=== Exercise requirements ===
Collect the lines of the entries where "Immaterial" shows up.

(Collection entries)
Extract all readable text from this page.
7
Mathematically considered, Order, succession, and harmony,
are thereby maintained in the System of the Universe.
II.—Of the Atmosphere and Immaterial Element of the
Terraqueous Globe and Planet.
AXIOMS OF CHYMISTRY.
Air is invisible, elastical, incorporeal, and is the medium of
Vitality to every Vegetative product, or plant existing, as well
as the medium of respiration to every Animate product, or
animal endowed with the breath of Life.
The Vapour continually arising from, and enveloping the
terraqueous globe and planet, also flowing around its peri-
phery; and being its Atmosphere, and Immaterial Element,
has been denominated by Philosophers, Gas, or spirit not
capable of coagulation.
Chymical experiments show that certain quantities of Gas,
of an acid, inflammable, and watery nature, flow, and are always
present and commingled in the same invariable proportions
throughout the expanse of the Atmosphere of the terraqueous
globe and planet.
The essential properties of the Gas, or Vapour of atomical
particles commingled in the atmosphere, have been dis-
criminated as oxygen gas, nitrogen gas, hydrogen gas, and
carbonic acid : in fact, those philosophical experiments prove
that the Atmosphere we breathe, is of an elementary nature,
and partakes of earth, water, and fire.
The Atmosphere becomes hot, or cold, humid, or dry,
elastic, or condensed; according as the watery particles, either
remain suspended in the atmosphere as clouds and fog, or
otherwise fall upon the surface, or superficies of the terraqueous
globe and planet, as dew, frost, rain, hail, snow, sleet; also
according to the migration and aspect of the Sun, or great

=== Finished answer ===
II.—Of the Atmosphere and Immaterial Element of the
phery; and being its Atmosphere, and Immaterial Element,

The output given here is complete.